Dataset records on visual material =
---

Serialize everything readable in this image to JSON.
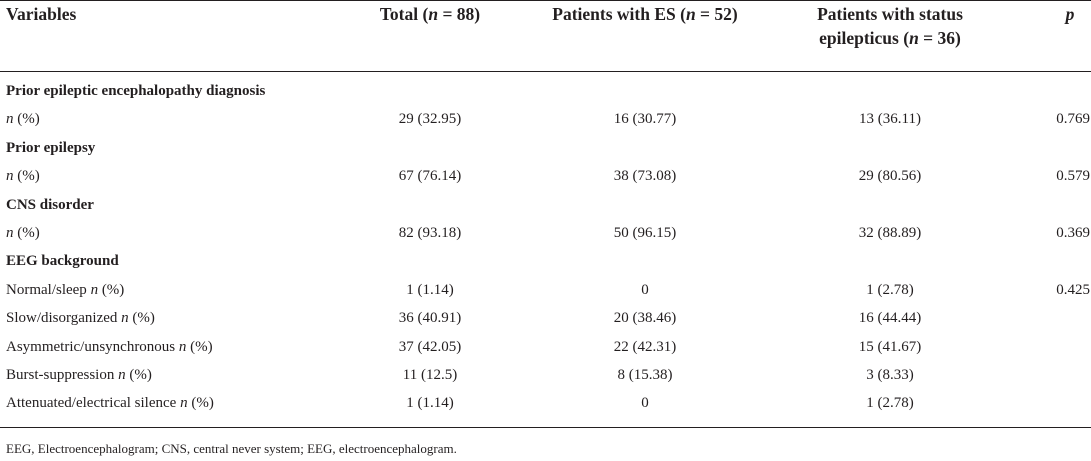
{
  "header": {
    "variables": "Variables",
    "total_pre": "Total (",
    "total_n": "n",
    "total_post": " = 88)",
    "es_pre": "Patients with ES (",
    "es_n": "n",
    "es_post": " = 52)",
    "se_line1": "Patients with status",
    "se_pre": "epilepticus (",
    "se_n": "n",
    "se_post": " = 36)",
    "p": "p"
  },
  "rows": [
    {
      "type": "section",
      "label": "Prior epileptic encephalopathy diagnosis"
    },
    {
      "type": "data",
      "label_pre": "",
      "label_n": "n",
      "label_post": " (%)",
      "total": "29 (32.95)",
      "es": "16 (30.77)",
      "se": "13 (36.11)",
      "p": "0.769"
    },
    {
      "type": "section",
      "label": "Prior epilepsy"
    },
    {
      "type": "data",
      "label_pre": "",
      "label_n": "n",
      "label_post": " (%)",
      "total": "67 (76.14)",
      "es": "38 (73.08)",
      "se": "29 (80.56)",
      "p": "0.579"
    },
    {
      "type": "section",
      "label": "CNS disorder"
    },
    {
      "type": "data",
      "label_pre": "",
      "label_n": "n",
      "label_post": " (%)",
      "total": "82 (93.18)",
      "es": "50 (96.15)",
      "se": "32 (88.89)",
      "p": "0.369"
    },
    {
      "type": "section",
      "label": "EEG background"
    },
    {
      "type": "data",
      "label_pre": "Normal/sleep ",
      "label_n": "n",
      "label_post": " (%)",
      "total": "1 (1.14)",
      "es": "0",
      "se": "1 (2.78)",
      "p": "0.425"
    },
    {
      "type": "data",
      "label_pre": "Slow/disorganized ",
      "label_n": "n",
      "label_post": " (%)",
      "total": "36 (40.91)",
      "es": "20 (38.46)",
      "se": "16 (44.44)",
      "p": ""
    },
    {
      "type": "data",
      "label_pre": "Asymmetric/unsynchronous ",
      "label_n": "n",
      "label_post": " (%)",
      "total": "37 (42.05)",
      "es": "22 (42.31)",
      "se": "15 (41.67)",
      "p": ""
    },
    {
      "type": "data",
      "label_pre": "Burst-suppression ",
      "label_n": "n",
      "label_post": " (%)",
      "total": "11 (12.5)",
      "es": "8 (15.38)",
      "se": "3 (8.33)",
      "p": ""
    },
    {
      "type": "data",
      "label_pre": "Attenuated/electrical silence ",
      "label_n": "n",
      "label_post": " (%)",
      "total": "1 (1.14)",
      "es": "0",
      "se": "1 (2.78)",
      "p": ""
    }
  ],
  "footnote": "EEG, Electroencephalogram; CNS, central never system; EEG, electroencephalogram."
}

---

Exercise description = Give the data again exactly as it stands, apart from the pictures.

Solution to this exercise =
Serialize everything readable in this image to JSON.
{
  "header": {
    "variables": "Variables",
    "total_pre": "Total (",
    "total_n": "n",
    "total_post": " = 88)",
    "es_pre": "Patients with ES (",
    "es_n": "n",
    "es_post": " = 52)",
    "se_line1": "Patients with status",
    "se_pre": "epilepticus (",
    "se_n": "n",
    "se_post": " = 36)",
    "p": "p"
  },
  "rows": [
    {
      "type": "section",
      "label": "Prior epileptic encephalopathy diagnosis"
    },
    {
      "type": "data",
      "label_pre": "",
      "label_n": "n",
      "label_post": " (%)",
      "total": "29 (32.95)",
      "es": "16 (30.77)",
      "se": "13 (36.11)",
      "p": "0.769"
    },
    {
      "type": "section",
      "label": "Prior epilepsy"
    },
    {
      "type": "data",
      "label_pre": "",
      "label_n": "n",
      "label_post": " (%)",
      "total": "67 (76.14)",
      "es": "38 (73.08)",
      "se": "29 (80.56)",
      "p": "0.579"
    },
    {
      "type": "section",
      "label": "CNS disorder"
    },
    {
      "type": "data",
      "label_pre": "",
      "label_n": "n",
      "label_post": " (%)",
      "total": "82 (93.18)",
      "es": "50 (96.15)",
      "se": "32 (88.89)",
      "p": "0.369"
    },
    {
      "type": "section",
      "label": "EEG background"
    },
    {
      "type": "data",
      "label_pre": "Normal/sleep ",
      "label_n": "n",
      "label_post": " (%)",
      "total": "1 (1.14)",
      "es": "0",
      "se": "1 (2.78)",
      "p": "0.425"
    },
    {
      "type": "data",
      "label_pre": "Slow/disorganized ",
      "label_n": "n",
      "label_post": " (%)",
      "total": "36 (40.91)",
      "es": "20 (38.46)",
      "se": "16 (44.44)",
      "p": ""
    },
    {
      "type": "data",
      "label_pre": "Asymmetric/unsynchronous ",
      "label_n": "n",
      "label_post": " (%)",
      "total": "37 (42.05)",
      "es": "22 (42.31)",
      "se": "15 (41.67)",
      "p": ""
    },
    {
      "type": "data",
      "label_pre": "Burst-suppression ",
      "label_n": "n",
      "label_post": " (%)",
      "total": "11 (12.5)",
      "es": "8 (15.38)",
      "se": "3 (8.33)",
      "p": ""
    },
    {
      "type": "data",
      "label_pre": "Attenuated/electrical silence ",
      "label_n": "n",
      "label_post": " (%)",
      "total": "1 (1.14)",
      "es": "0",
      "se": "1 (2.78)",
      "p": ""
    }
  ],
  "footnote": "EEG, Electroencephalogram; CNS, central never system; EEG, electroencephalogram."
}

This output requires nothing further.